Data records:

━━━━

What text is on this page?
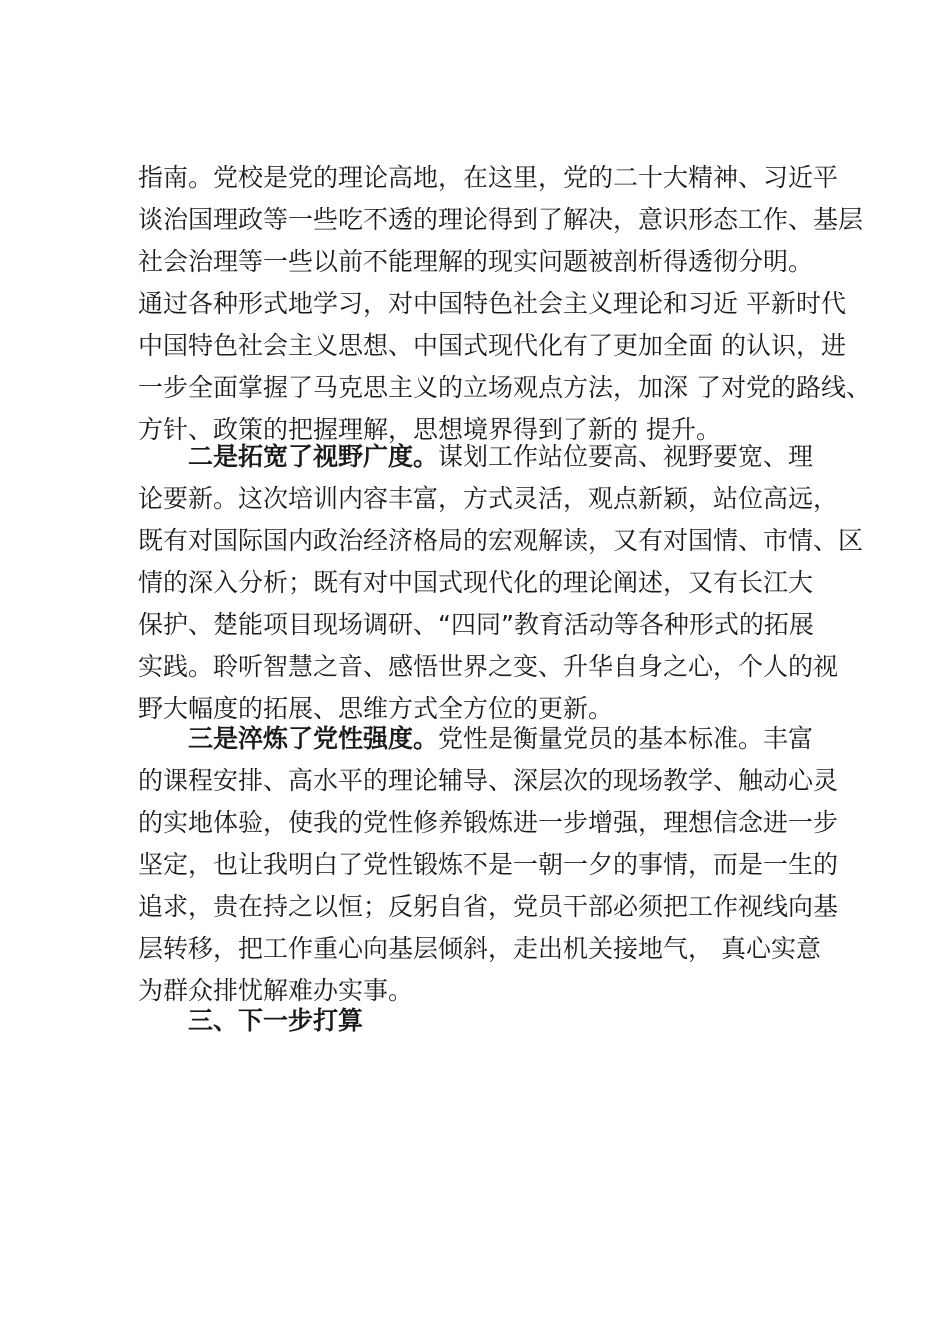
指南。党校是党的理论高地，在这里，党的二十大精神、习近平
谈治国理政等一些吃不透的理论得到了解决，意识形态工作、基层
社会治理等一些以前不能理解的现实问题被剖析得透彻分明。
通过各种形式地学习，对中国特色社会主义理论和习近 平新时代
中国特色社会主义思想、中国式现代化有了更加全面 的认识，进
一步全面掌握了马克思主义的立场观点方法，加深 了对党的路线、
方针、政策的把握理解，思想境界得到了新的 提升。
二是拓宽了视野广度。谋划工作站位要高、视野要宽、理
论要新。这次培训内容丰富，方式灵活，观点新颖，站位高远，
既有对国际国内政治经济格局的宏观解读，又有对国情、市情、区
情的深入分析；既有对中国式现代化的理论阐述，又有长江大
保护、楚能项目现场调研、“四同”教育活动等各种形式的拓展
实践。聆听智慧之音、感悟世界之变、升华自身之心，个人的视
野大幅度的拓展、思维方式全方位的更新。
三是淬炼了党性强度。党性是衡量党员的基本标准。丰富
的课程安排、高水平的理论辅导、深层次的现场教学、触动心灵
的实地体验，使我的党性修养锻炼进一步增强，理想信念进一步
坚定，也让我明白了党性锻炼不是一朝一夕的事情，而是一生的
追求，贵在持之以恒；反躬自省，党员干部必须把工作视线向基
层转移，把工作重心向基层倾斜，走出机关接地气， 真心实意
为群众排忧解难办实事。
三、下一步打算
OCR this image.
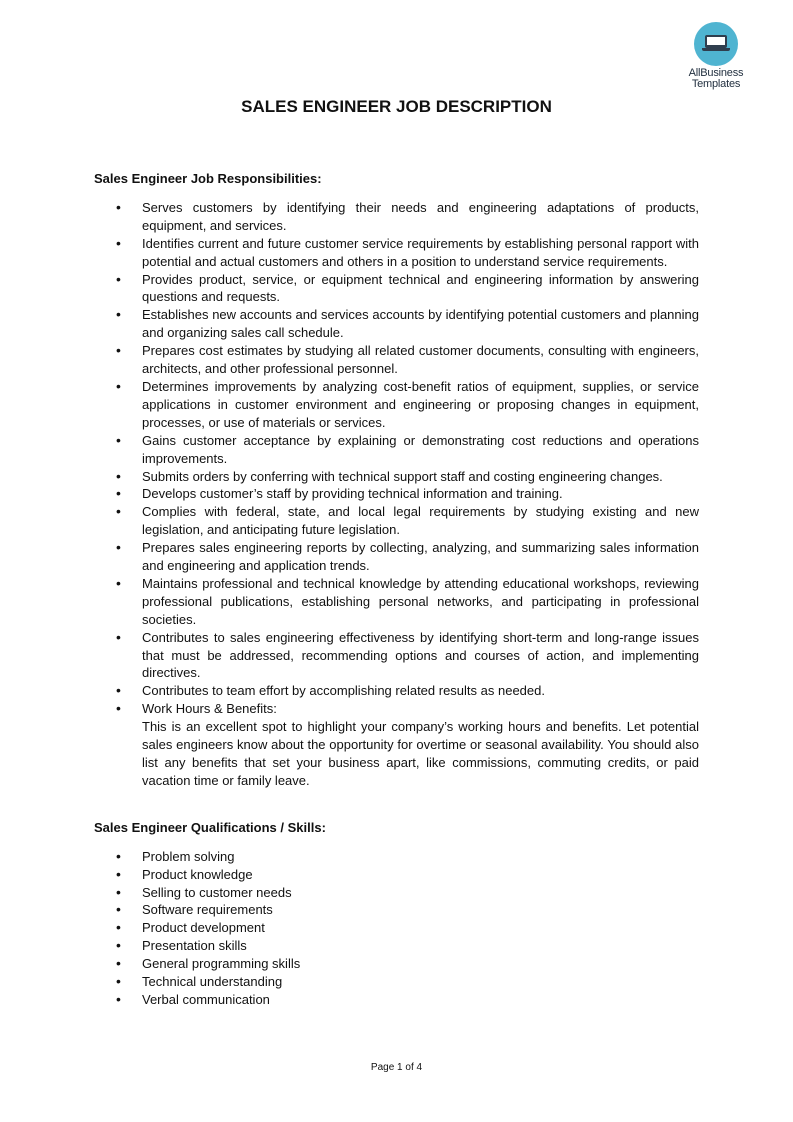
AllBusiness
Templates
SALES ENGINEER JOB DESCRIPTION
Sales Engineer Job Responsibilities:
• Serves customers by identifying their needs and engineering adaptations of products, equipment, and services.
• Identifies current and future customer service requirements by establishing personal rapport with potential and actual customers and others in a position to understand service requirements.
• Provides product, service, or equipment technical and engineering information by answering questions and requests.
• Establishes new accounts and services accounts by identifying potential customers and planning and organizing sales call schedule.
• Prepares cost estimates by studying all related customer documents, consulting with engineers, architects, and other professional personnel.
• Determines improvements by analyzing cost-benefit ratios of equipment, supplies, or service applications in customer environment and engineering or proposing changes in equipment, processes, or use of materials or services.
• Gains customer acceptance by explaining or demonstrating cost reductions and operations improvements.
• Submits orders by conferring with technical support staff and costing engineering changes.
• Develops customer’s staff by providing technical information and training.
• Complies with federal, state, and local legal requirements by studying existing and new legislation, and anticipating future legislation.
• Prepares sales engineering reports by collecting, analyzing, and summarizing sales information and engineering and application trends.
• Maintains professional and technical knowledge by attending educational workshops, reviewing professional publications, establishing personal networks, and participating in professional societies.
• Contributes to sales engineering effectiveness by identifying short-term and long-range issues that must be addressed, recommending options and courses of action, and implementing directives.
• Contributes to team effort by accomplishing related results as needed.
• Work Hours & Benefits:
This is an excellent spot to highlight your company’s working hours and benefits. Let potential sales engineers know about the opportunity for overtime or seasonal availability. You should also list any benefits that set your business apart, like commissions, commuting credits, or paid vacation time or family leave.
Sales Engineer Qualifications / Skills:
• Problem solving
• Product knowledge
• Selling to customer needs
• Software requirements
• Product development
• Presentation skills
• General programming skills
• Technical understanding
• Verbal communication
Page 1 of 4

━━━━

TASK PROMPT:
Find each line in the records holding the string "improvements" and show it.

CORRECT RESULT:
• Determines improvements by analyzing cost-benefit ratios of equipment, supplies, or service applications in customer environment and engineering or proposing changes in equipment, processes, or use of materials or services.
• Gains customer acceptance by explaining or demonstrating cost reductions and operations improvements.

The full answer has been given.